START Listed entries

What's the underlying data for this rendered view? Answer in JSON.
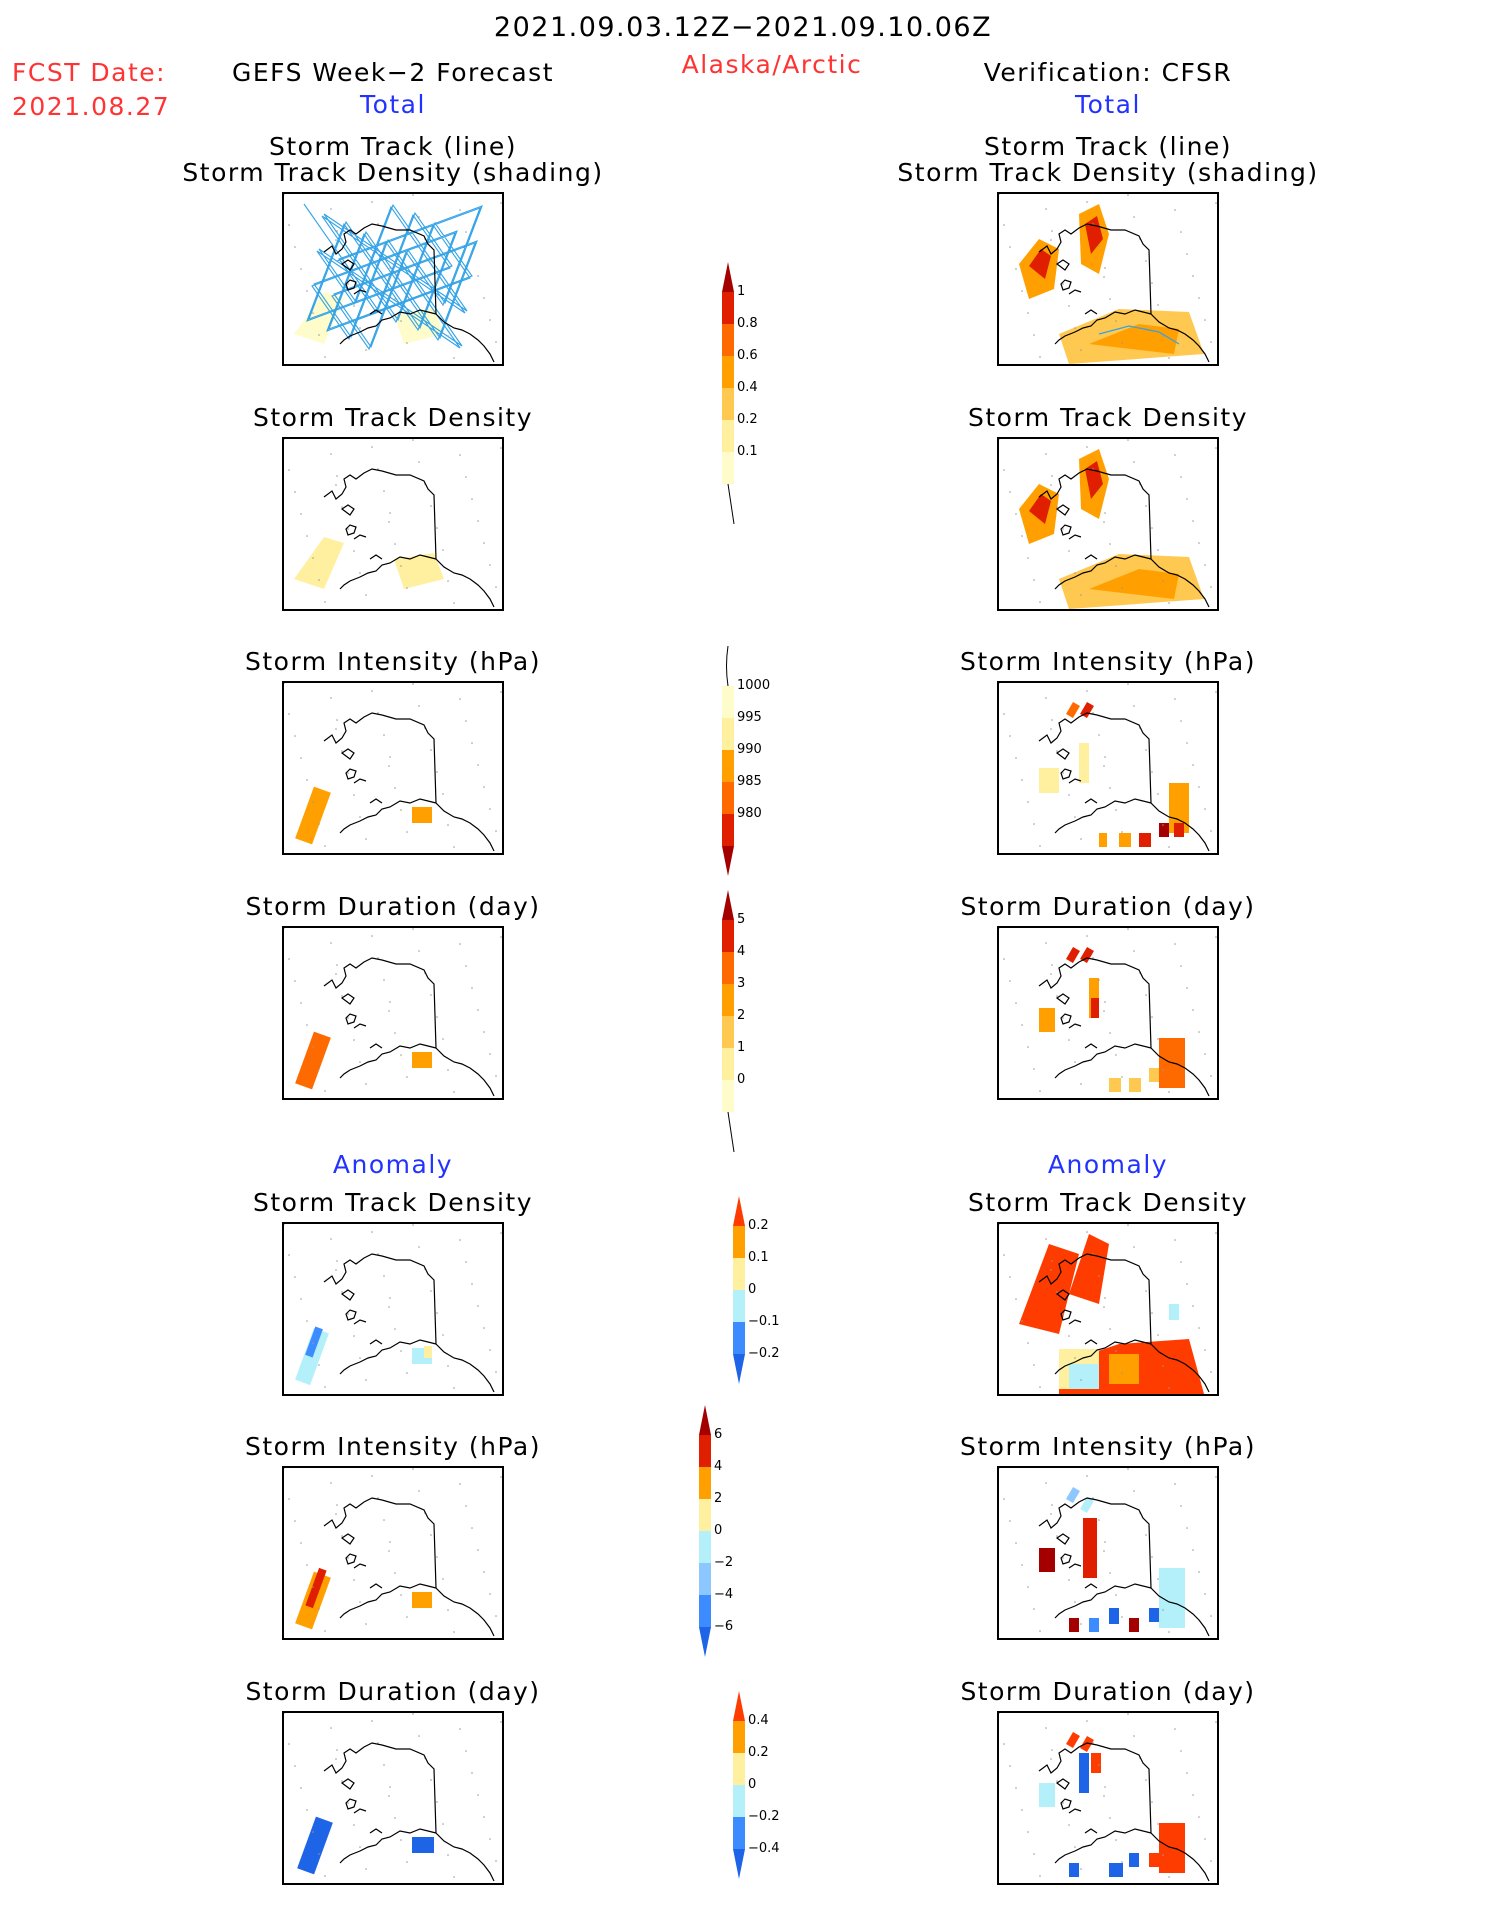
{
  "header": {
    "date_range": "2021.09.03.12Z−2021.09.10.06Z",
    "fcst_label": "FCST Date:",
    "fcst_date": "2021.08.27",
    "left_title": "GEFS Week−2 Forecast",
    "region": "Alaska/Arctic",
    "right_title": "Verification: CFSR"
  },
  "sections": {
    "total": "Total",
    "anomaly": "Anomaly"
  },
  "panel_titles": {
    "track_line": "Storm Track (line)",
    "track_shading": "Storm Track Density (shading)",
    "density": "Storm Track Density",
    "intensity": "Storm Intensity (hPa)",
    "duration": "Storm Duration (day)"
  },
  "colorbars": {
    "density_total": {
      "labels": [
        "1",
        "0.8",
        "0.6",
        "0.4",
        "0.2",
        "0.1"
      ],
      "colors": [
        "#a50000",
        "#e01e00",
        "#ff6a00",
        "#ffa000",
        "#ffc850",
        "#fff0a0",
        "#fffccc"
      ]
    },
    "intensity_total": {
      "labels": [
        "1000",
        "995",
        "990",
        "985",
        "980"
      ],
      "colors": [
        "#fffccc",
        "#fff0a0",
        "#ffa000",
        "#ff6a00",
        "#e01e00",
        "#a50000"
      ]
    },
    "duration_total": {
      "labels": [
        "5",
        "4",
        "3",
        "2",
        "1",
        "0"
      ],
      "colors": [
        "#a50000",
        "#e01e00",
        "#ff6a00",
        "#ffa000",
        "#ffc850",
        "#fff0a0",
        "#fffccc"
      ]
    },
    "density_anom": {
      "labels": [
        "0.2",
        "0.1",
        "0",
        "−0.1",
        "−0.2"
      ],
      "colors": [
        "#ff3c00",
        "#ffa000",
        "#fff0a0",
        "#b4f0fa",
        "#3c8cff",
        "#1e64e6"
      ]
    },
    "intensity_anom": {
      "labels": [
        "6",
        "4",
        "2",
        "0",
        "−2",
        "−4",
        "−6"
      ],
      "colors": [
        "#a50000",
        "#e01e00",
        "#ffa000",
        "#fff0a0",
        "#b4f0fa",
        "#8cc8ff",
        "#3c8cff",
        "#1e64e6"
      ]
    },
    "duration_anom": {
      "labels": [
        "0.4",
        "0.2",
        "0",
        "−0.2",
        "−0.4"
      ],
      "colors": [
        "#ff3c00",
        "#ffa000",
        "#fff0a0",
        "#b4f0fa",
        "#3c8cff",
        "#1e64e6"
      ]
    }
  }
}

END Listed entries

**Short problem**
Extract all the data above exactly, excluding every picture.

**Written solution**
What's the underlying data for this rendered view? Answer in JSON.
{
  "header": {
    "date_range": "2021.09.03.12Z−2021.09.10.06Z",
    "fcst_label": "FCST Date:",
    "fcst_date": "2021.08.27",
    "left_title": "GEFS Week−2 Forecast",
    "region": "Alaska/Arctic",
    "right_title": "Verification: CFSR"
  },
  "sections": {
    "total": "Total",
    "anomaly": "Anomaly"
  },
  "panel_titles": {
    "track_line": "Storm Track (line)",
    "track_shading": "Storm Track Density (shading)",
    "density": "Storm Track Density",
    "intensity": "Storm Intensity (hPa)",
    "duration": "Storm Duration (day)"
  },
  "colorbars": {
    "density_total": {
      "labels": [
        "1",
        "0.8",
        "0.6",
        "0.4",
        "0.2",
        "0.1"
      ],
      "colors": [
        "#a50000",
        "#e01e00",
        "#ff6a00",
        "#ffa000",
        "#ffc850",
        "#fff0a0",
        "#fffccc"
      ]
    },
    "intensity_total": {
      "labels": [
        "1000",
        "995",
        "990",
        "985",
        "980"
      ],
      "colors": [
        "#fffccc",
        "#fff0a0",
        "#ffa000",
        "#ff6a00",
        "#e01e00",
        "#a50000"
      ]
    },
    "duration_total": {
      "labels": [
        "5",
        "4",
        "3",
        "2",
        "1",
        "0"
      ],
      "colors": [
        "#a50000",
        "#e01e00",
        "#ff6a00",
        "#ffa000",
        "#ffc850",
        "#fff0a0",
        "#fffccc"
      ]
    },
    "density_anom": {
      "labels": [
        "0.2",
        "0.1",
        "0",
        "−0.1",
        "−0.2"
      ],
      "colors": [
        "#ff3c00",
        "#ffa000",
        "#fff0a0",
        "#b4f0fa",
        "#3c8cff",
        "#1e64e6"
      ]
    },
    "intensity_anom": {
      "labels": [
        "6",
        "4",
        "2",
        "0",
        "−2",
        "−4",
        "−6"
      ],
      "colors": [
        "#a50000",
        "#e01e00",
        "#ffa000",
        "#fff0a0",
        "#b4f0fa",
        "#8cc8ff",
        "#3c8cff",
        "#1e64e6"
      ]
    },
    "duration_anom": {
      "labels": [
        "0.4",
        "0.2",
        "0",
        "−0.2",
        "−0.4"
      ],
      "colors": [
        "#ff3c00",
        "#ffa000",
        "#fff0a0",
        "#b4f0fa",
        "#3c8cff",
        "#1e64e6"
      ]
    }
  }
}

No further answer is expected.